--- DIRECTIVE ---
Find how many lines of the listing include the string "plain", and report only that figure.

--- DATASET RECORDS ---
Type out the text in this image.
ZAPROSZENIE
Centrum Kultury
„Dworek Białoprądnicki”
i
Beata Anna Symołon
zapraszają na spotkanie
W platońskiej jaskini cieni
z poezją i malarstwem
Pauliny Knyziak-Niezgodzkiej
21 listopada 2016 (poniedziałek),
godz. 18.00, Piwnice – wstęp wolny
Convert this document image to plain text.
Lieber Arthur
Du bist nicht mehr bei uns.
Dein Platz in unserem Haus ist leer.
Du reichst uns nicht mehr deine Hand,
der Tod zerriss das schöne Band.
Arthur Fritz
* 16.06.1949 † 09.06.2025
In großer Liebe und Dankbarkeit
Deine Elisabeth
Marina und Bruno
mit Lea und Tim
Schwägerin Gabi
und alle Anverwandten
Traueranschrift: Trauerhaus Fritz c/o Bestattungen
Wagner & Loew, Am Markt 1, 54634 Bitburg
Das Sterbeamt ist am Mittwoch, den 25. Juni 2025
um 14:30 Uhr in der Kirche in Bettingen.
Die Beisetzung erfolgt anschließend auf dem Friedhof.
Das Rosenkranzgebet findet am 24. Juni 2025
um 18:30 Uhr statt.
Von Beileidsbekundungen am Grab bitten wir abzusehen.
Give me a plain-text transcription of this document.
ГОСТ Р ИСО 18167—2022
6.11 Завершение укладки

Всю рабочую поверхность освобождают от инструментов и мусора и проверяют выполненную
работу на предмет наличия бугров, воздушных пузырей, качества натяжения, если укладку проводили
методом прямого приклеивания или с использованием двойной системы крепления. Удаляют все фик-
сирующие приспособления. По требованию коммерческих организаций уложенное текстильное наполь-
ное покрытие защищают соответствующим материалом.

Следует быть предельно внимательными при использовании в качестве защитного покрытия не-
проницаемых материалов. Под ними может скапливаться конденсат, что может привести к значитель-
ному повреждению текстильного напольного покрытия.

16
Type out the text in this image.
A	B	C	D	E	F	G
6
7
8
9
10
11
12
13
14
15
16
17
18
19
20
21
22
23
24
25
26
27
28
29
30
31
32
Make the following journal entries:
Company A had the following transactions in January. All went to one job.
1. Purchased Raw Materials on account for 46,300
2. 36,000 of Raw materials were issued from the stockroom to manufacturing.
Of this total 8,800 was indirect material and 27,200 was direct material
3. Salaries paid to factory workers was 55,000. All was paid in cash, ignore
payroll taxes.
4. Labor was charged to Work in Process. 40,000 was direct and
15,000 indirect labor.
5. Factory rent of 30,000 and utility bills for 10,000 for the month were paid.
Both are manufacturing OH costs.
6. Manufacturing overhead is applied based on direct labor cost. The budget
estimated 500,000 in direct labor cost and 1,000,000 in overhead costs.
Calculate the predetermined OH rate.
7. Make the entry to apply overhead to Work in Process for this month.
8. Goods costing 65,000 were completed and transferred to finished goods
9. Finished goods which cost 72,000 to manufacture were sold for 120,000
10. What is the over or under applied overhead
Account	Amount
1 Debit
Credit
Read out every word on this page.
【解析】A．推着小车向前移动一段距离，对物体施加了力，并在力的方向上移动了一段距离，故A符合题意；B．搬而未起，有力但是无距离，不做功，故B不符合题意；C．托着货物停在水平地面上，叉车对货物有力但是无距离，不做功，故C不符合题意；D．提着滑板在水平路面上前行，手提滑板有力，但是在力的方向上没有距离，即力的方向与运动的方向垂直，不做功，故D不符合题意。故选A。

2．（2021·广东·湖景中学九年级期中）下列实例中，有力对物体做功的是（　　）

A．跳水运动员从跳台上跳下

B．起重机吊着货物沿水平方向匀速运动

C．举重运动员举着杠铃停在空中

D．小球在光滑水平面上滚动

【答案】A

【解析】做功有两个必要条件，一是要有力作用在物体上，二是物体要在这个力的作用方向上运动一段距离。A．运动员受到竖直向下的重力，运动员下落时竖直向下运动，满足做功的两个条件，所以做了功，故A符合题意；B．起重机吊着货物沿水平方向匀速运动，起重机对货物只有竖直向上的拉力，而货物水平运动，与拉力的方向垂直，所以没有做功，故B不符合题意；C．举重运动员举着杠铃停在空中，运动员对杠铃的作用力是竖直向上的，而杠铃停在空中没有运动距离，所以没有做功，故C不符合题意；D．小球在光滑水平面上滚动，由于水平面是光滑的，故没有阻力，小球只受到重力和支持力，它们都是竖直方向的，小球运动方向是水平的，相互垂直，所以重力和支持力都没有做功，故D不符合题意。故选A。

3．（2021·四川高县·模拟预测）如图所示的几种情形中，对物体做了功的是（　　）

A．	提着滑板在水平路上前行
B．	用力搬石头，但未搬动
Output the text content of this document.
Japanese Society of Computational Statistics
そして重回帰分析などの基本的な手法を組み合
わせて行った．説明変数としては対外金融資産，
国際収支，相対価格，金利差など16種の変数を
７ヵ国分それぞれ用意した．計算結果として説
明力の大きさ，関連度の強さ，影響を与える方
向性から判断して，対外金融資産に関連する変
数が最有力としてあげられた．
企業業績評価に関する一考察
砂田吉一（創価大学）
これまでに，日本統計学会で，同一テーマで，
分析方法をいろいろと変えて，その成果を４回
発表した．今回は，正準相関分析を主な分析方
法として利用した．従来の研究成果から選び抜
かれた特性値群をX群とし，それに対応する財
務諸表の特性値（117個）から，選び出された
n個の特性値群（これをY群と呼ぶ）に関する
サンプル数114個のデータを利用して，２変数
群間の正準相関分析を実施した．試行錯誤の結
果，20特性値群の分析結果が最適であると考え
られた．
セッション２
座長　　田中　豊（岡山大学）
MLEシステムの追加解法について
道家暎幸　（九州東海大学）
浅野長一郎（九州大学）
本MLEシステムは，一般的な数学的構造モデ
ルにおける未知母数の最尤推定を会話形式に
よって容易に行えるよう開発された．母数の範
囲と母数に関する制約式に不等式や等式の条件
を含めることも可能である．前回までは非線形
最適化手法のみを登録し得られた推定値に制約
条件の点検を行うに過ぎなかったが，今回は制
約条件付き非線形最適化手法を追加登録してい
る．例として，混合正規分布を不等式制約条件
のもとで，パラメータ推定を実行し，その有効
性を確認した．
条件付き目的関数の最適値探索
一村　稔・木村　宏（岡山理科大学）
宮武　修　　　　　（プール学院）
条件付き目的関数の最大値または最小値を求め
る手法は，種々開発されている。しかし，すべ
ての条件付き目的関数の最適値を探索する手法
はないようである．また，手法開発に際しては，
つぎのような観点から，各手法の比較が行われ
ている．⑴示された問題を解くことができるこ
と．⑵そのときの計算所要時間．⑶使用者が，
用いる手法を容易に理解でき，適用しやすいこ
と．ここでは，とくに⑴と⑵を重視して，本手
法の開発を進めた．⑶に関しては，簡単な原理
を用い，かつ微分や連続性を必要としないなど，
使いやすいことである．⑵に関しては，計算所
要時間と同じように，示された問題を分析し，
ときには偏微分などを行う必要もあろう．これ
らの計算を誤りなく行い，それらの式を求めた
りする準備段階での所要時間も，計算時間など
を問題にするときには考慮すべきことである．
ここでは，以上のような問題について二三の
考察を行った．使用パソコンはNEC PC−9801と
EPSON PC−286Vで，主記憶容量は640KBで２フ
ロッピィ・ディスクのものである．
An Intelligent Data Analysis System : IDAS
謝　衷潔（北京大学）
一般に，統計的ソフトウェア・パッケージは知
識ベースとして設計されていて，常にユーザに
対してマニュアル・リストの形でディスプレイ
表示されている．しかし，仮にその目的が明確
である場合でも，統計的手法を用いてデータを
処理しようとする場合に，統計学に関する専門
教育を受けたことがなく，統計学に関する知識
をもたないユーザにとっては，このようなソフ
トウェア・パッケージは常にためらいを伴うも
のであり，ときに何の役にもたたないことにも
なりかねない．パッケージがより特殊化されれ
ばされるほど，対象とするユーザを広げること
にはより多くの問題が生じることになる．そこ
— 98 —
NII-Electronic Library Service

--- WRITTEN RESPONSE ---
2